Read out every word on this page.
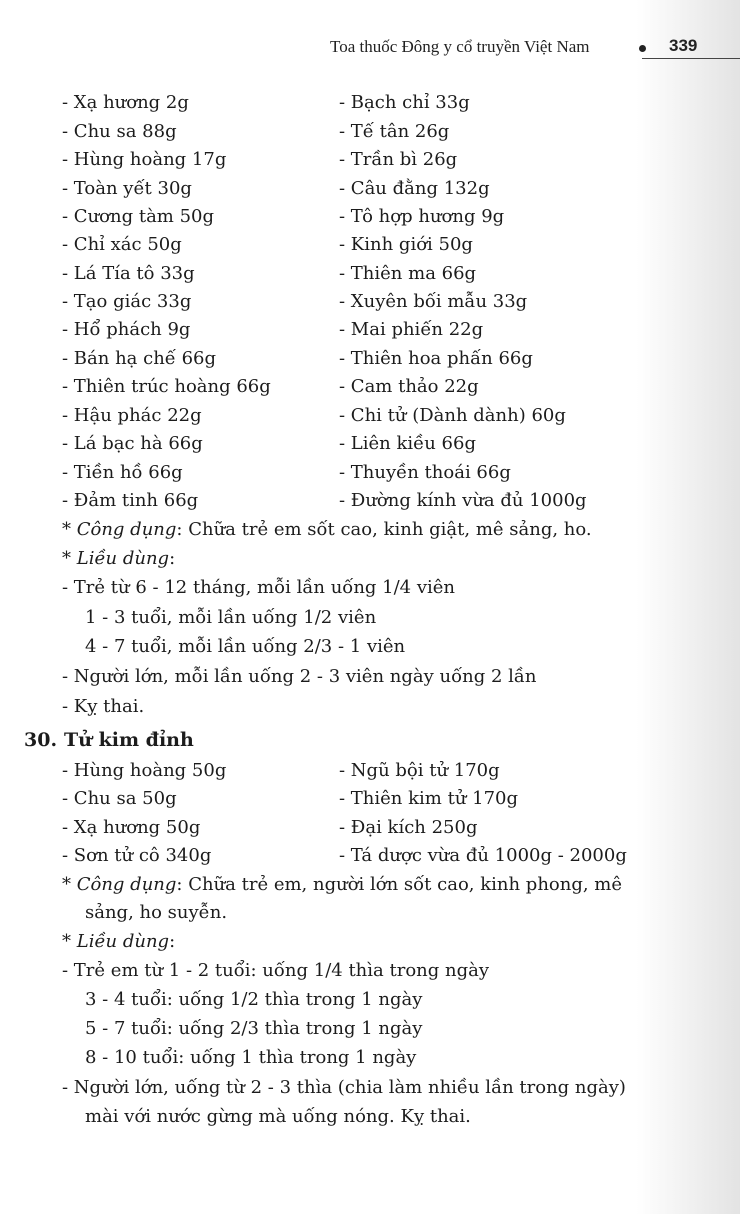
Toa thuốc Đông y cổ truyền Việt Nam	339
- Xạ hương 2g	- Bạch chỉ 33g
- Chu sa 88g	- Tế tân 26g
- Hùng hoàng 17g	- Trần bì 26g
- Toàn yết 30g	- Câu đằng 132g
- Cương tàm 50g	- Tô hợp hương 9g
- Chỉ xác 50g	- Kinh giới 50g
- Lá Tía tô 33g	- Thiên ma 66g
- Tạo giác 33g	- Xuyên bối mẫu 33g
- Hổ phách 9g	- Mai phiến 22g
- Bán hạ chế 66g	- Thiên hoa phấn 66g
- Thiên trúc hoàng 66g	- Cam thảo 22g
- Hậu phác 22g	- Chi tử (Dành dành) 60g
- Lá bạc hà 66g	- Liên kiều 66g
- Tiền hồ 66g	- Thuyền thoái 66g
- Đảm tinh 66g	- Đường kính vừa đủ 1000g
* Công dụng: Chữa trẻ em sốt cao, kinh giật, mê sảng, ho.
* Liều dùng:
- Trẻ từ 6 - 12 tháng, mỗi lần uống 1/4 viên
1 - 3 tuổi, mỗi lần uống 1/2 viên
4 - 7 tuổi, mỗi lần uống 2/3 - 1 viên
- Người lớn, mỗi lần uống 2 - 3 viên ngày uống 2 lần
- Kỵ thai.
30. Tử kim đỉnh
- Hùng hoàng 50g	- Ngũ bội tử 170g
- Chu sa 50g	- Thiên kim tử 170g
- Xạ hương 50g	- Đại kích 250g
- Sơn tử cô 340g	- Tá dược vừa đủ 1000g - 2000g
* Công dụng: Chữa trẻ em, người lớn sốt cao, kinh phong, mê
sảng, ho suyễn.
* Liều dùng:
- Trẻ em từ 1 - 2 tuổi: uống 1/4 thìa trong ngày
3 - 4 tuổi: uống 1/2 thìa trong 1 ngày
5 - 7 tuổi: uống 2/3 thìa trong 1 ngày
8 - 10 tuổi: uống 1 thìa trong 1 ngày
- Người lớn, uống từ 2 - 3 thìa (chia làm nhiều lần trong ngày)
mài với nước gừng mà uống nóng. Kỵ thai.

...

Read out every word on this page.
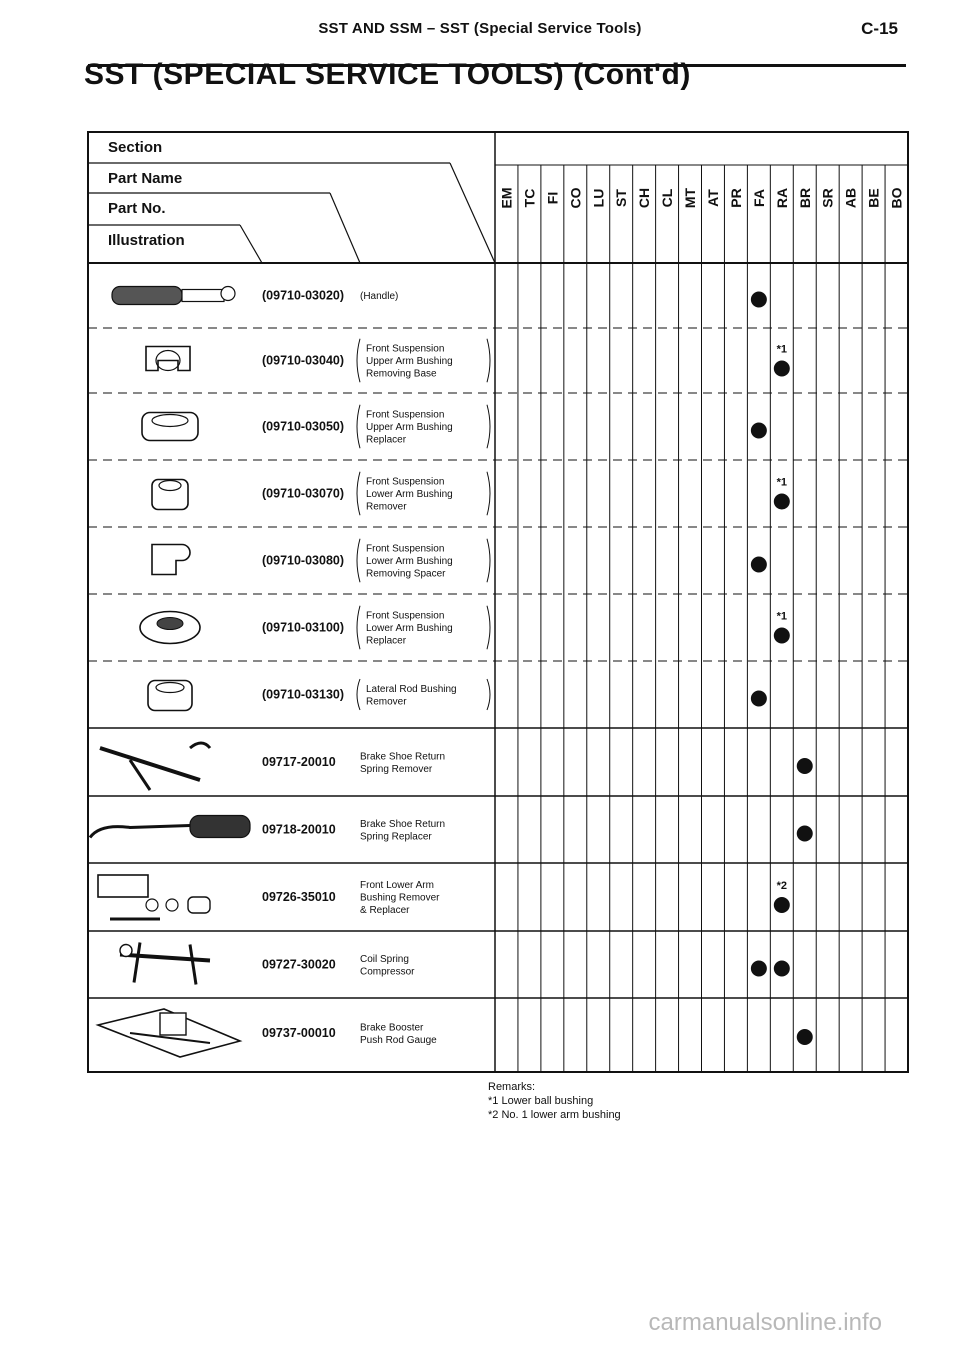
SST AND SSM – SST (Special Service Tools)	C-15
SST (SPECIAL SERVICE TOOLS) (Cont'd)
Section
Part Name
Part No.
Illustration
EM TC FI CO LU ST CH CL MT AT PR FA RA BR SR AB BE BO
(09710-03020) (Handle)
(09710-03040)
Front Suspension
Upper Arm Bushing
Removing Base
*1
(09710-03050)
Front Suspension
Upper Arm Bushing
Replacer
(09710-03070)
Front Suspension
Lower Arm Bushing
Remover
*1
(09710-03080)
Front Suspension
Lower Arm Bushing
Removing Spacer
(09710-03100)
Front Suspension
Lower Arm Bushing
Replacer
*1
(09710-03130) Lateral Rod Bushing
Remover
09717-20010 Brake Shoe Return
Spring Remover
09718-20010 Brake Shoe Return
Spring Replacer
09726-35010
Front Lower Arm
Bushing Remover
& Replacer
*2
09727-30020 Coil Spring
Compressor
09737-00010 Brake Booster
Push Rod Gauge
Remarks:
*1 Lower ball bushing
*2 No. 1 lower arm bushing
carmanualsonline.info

- [INSTRUCTIONS TO FOLLOW] Give only the number of lines in the entries that contain "Công".

- [FULL RESPONSE] 2